DIRECTION
With pictures omitted, copy exactly the lines from the one containing "Enumerate this screenshot's" through the end of the records below.
═════ AVAILABLE RECORDS ═════
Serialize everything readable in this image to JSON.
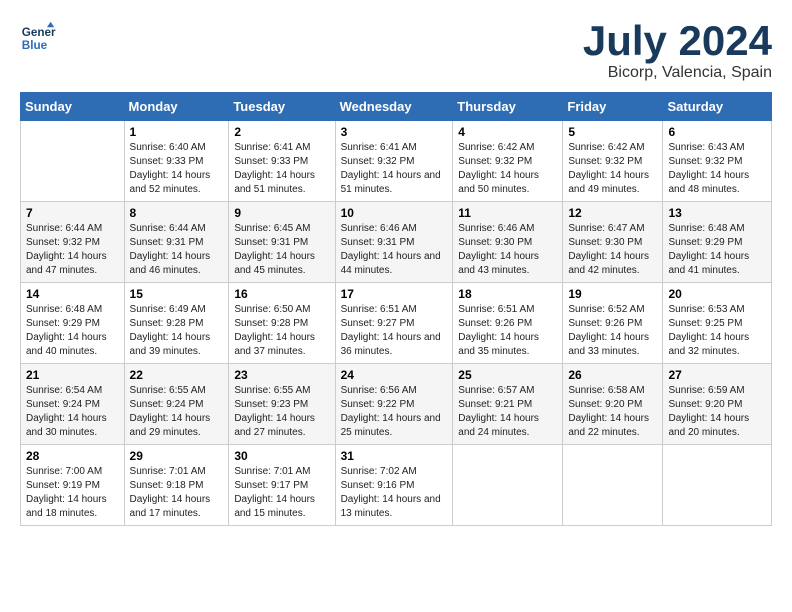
{
  "header": {
    "logo_line1": "General",
    "logo_line2": "Blue",
    "month": "July 2024",
    "location": "Bicorp, Valencia, Spain"
  },
  "weekdays": [
    "Sunday",
    "Monday",
    "Tuesday",
    "Wednesday",
    "Thursday",
    "Friday",
    "Saturday"
  ],
  "weeks": [
    [
      {
        "day": "",
        "sunrise": "",
        "sunset": "",
        "daylight": ""
      },
      {
        "day": "1",
        "sunrise": "Sunrise: 6:40 AM",
        "sunset": "Sunset: 9:33 PM",
        "daylight": "Daylight: 14 hours and 52 minutes."
      },
      {
        "day": "2",
        "sunrise": "Sunrise: 6:41 AM",
        "sunset": "Sunset: 9:33 PM",
        "daylight": "Daylight: 14 hours and 51 minutes."
      },
      {
        "day": "3",
        "sunrise": "Sunrise: 6:41 AM",
        "sunset": "Sunset: 9:32 PM",
        "daylight": "Daylight: 14 hours and 51 minutes."
      },
      {
        "day": "4",
        "sunrise": "Sunrise: 6:42 AM",
        "sunset": "Sunset: 9:32 PM",
        "daylight": "Daylight: 14 hours and 50 minutes."
      },
      {
        "day": "5",
        "sunrise": "Sunrise: 6:42 AM",
        "sunset": "Sunset: 9:32 PM",
        "daylight": "Daylight: 14 hours and 49 minutes."
      },
      {
        "day": "6",
        "sunrise": "Sunrise: 6:43 AM",
        "sunset": "Sunset: 9:32 PM",
        "daylight": "Daylight: 14 hours and 48 minutes."
      }
    ],
    [
      {
        "day": "7",
        "sunrise": "Sunrise: 6:44 AM",
        "sunset": "Sunset: 9:32 PM",
        "daylight": "Daylight: 14 hours and 47 minutes."
      },
      {
        "day": "8",
        "sunrise": "Sunrise: 6:44 AM",
        "sunset": "Sunset: 9:31 PM",
        "daylight": "Daylight: 14 hours and 46 minutes."
      },
      {
        "day": "9",
        "sunrise": "Sunrise: 6:45 AM",
        "sunset": "Sunset: 9:31 PM",
        "daylight": "Daylight: 14 hours and 45 minutes."
      },
      {
        "day": "10",
        "sunrise": "Sunrise: 6:46 AM",
        "sunset": "Sunset: 9:31 PM",
        "daylight": "Daylight: 14 hours and 44 minutes."
      },
      {
        "day": "11",
        "sunrise": "Sunrise: 6:46 AM",
        "sunset": "Sunset: 9:30 PM",
        "daylight": "Daylight: 14 hours and 43 minutes."
      },
      {
        "day": "12",
        "sunrise": "Sunrise: 6:47 AM",
        "sunset": "Sunset: 9:30 PM",
        "daylight": "Daylight: 14 hours and 42 minutes."
      },
      {
        "day": "13",
        "sunrise": "Sunrise: 6:48 AM",
        "sunset": "Sunset: 9:29 PM",
        "daylight": "Daylight: 14 hours and 41 minutes."
      }
    ],
    [
      {
        "day": "14",
        "sunrise": "Sunrise: 6:48 AM",
        "sunset": "Sunset: 9:29 PM",
        "daylight": "Daylight: 14 hours and 40 minutes."
      },
      {
        "day": "15",
        "sunrise": "Sunrise: 6:49 AM",
        "sunset": "Sunset: 9:28 PM",
        "daylight": "Daylight: 14 hours and 39 minutes."
      },
      {
        "day": "16",
        "sunrise": "Sunrise: 6:50 AM",
        "sunset": "Sunset: 9:28 PM",
        "daylight": "Daylight: 14 hours and 37 minutes."
      },
      {
        "day": "17",
        "sunrise": "Sunrise: 6:51 AM",
        "sunset": "Sunset: 9:27 PM",
        "daylight": "Daylight: 14 hours and 36 minutes."
      },
      {
        "day": "18",
        "sunrise": "Sunrise: 6:51 AM",
        "sunset": "Sunset: 9:26 PM",
        "daylight": "Daylight: 14 hours and 35 minutes."
      },
      {
        "day": "19",
        "sunrise": "Sunrise: 6:52 AM",
        "sunset": "Sunset: 9:26 PM",
        "daylight": "Daylight: 14 hours and 33 minutes."
      },
      {
        "day": "20",
        "sunrise": "Sunrise: 6:53 AM",
        "sunset": "Sunset: 9:25 PM",
        "daylight": "Daylight: 14 hours and 32 minutes."
      }
    ],
    [
      {
        "day": "21",
        "sunrise": "Sunrise: 6:54 AM",
        "sunset": "Sunset: 9:24 PM",
        "daylight": "Daylight: 14 hours and 30 minutes."
      },
      {
        "day": "22",
        "sunrise": "Sunrise: 6:55 AM",
        "sunset": "Sunset: 9:24 PM",
        "daylight": "Daylight: 14 hours and 29 minutes."
      },
      {
        "day": "23",
        "sunrise": "Sunrise: 6:55 AM",
        "sunset": "Sunset: 9:23 PM",
        "daylight": "Daylight: 14 hours and 27 minutes."
      },
      {
        "day": "24",
        "sunrise": "Sunrise: 6:56 AM",
        "sunset": "Sunset: 9:22 PM",
        "daylight": "Daylight: 14 hours and 25 minutes."
      },
      {
        "day": "25",
        "sunrise": "Sunrise: 6:57 AM",
        "sunset": "Sunset: 9:21 PM",
        "daylight": "Daylight: 14 hours and 24 minutes."
      },
      {
        "day": "26",
        "sunrise": "Sunrise: 6:58 AM",
        "sunset": "Sunset: 9:20 PM",
        "daylight": "Daylight: 14 hours and 22 minutes."
      },
      {
        "day": "27",
        "sunrise": "Sunrise: 6:59 AM",
        "sunset": "Sunset: 9:20 PM",
        "daylight": "Daylight: 14 hours and 20 minutes."
      }
    ],
    [
      {
        "day": "28",
        "sunrise": "Sunrise: 7:00 AM",
        "sunset": "Sunset: 9:19 PM",
        "daylight": "Daylight: 14 hours and 18 minutes."
      },
      {
        "day": "29",
        "sunrise": "Sunrise: 7:01 AM",
        "sunset": "Sunset: 9:18 PM",
        "daylight": "Daylight: 14 hours and 17 minutes."
      },
      {
        "day": "30",
        "sunrise": "Sunrise: 7:01 AM",
        "sunset": "Sunset: 9:17 PM",
        "daylight": "Daylight: 14 hours and 15 minutes."
      },
      {
        "day": "31",
        "sunrise": "Sunrise: 7:02 AM",
        "sunset": "Sunset: 9:16 PM",
        "daylight": "Daylight: 14 hours and 13 minutes."
      },
      {
        "day": "",
        "sunrise": "",
        "sunset": "",
        "daylight": ""
      },
      {
        "day": "",
        "sunrise": "",
        "sunset": "",
        "daylight": ""
      },
      {
        "day": "",
        "sunrise": "",
        "sunset": "",
        "daylight": ""
      }
    ]
  ]
}
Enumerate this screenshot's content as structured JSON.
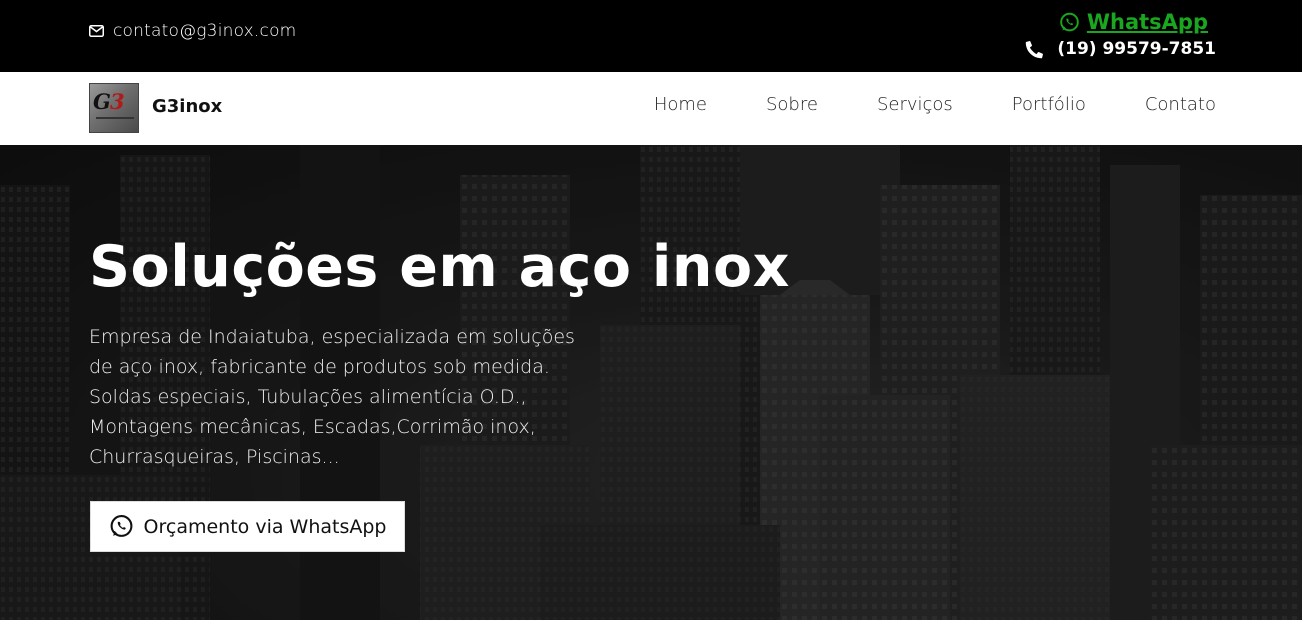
{
  "topbar": {
    "email": "contato@g3inox.com",
    "whatsapp_label": "WhatsApp",
    "phone": "(19) 99579-7851",
    "accent_color": "#18a71e"
  },
  "header": {
    "logo_text_primary": "G",
    "logo_text_accent": "3",
    "brand": "G3inox",
    "nav": [
      "Home",
      "Sobre",
      "Serviços",
      "Portfólio",
      "Contato"
    ]
  },
  "hero": {
    "title": "Soluções em aço inox",
    "description": "Empresa de Indaiatuba, especializada em soluções de aço inox, fabricante de produtos sob medida. Soldas especiais, Tubulações alimentícia O.D., Montagens mecânicas, Escadas,Corrimão inox, Churrasqueiras, Piscinas...",
    "cta_label": "Orçamento via WhatsApp"
  },
  "icons": {
    "email": "envelope-icon",
    "whatsapp": "whatsapp-icon",
    "phone": "phone-icon",
    "cta": "whatsapp-icon"
  }
}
═════
THE RESPONSE
Enumerate this screenshot's content as structured JSON.
{
  "topbar": {
    "email": "contato@g3inox.com",
    "whatsapp_label": "WhatsApp",
    "phone": "(19) 99579-7851",
    "accent_color": "#18a71e"
  },
  "header": {
    "logo_text_primary": "G",
    "logo_text_accent": "3",
    "brand": "G3inox",
    "nav": [
      "Home",
      "Sobre",
      "Serviços",
      "Portfólio",
      "Contato"
    ]
  },
  "hero": {
    "title": "Soluções em aço inox",
    "description": "Empresa de Indaiatuba, especializada em soluções de aço inox, fabricante de produtos sob medida. Soldas especiais, Tubulações alimentícia O.D., Montagens mecânicas, Escadas,Corrimão inox, Churrasqueiras, Piscinas...",
    "cta_label": "Orçamento via WhatsApp"
  },
  "icons": {
    "email": "envelope-icon",
    "whatsapp": "whatsapp-icon",
    "phone": "phone-icon",
    "cta": "whatsapp-icon"
  }
}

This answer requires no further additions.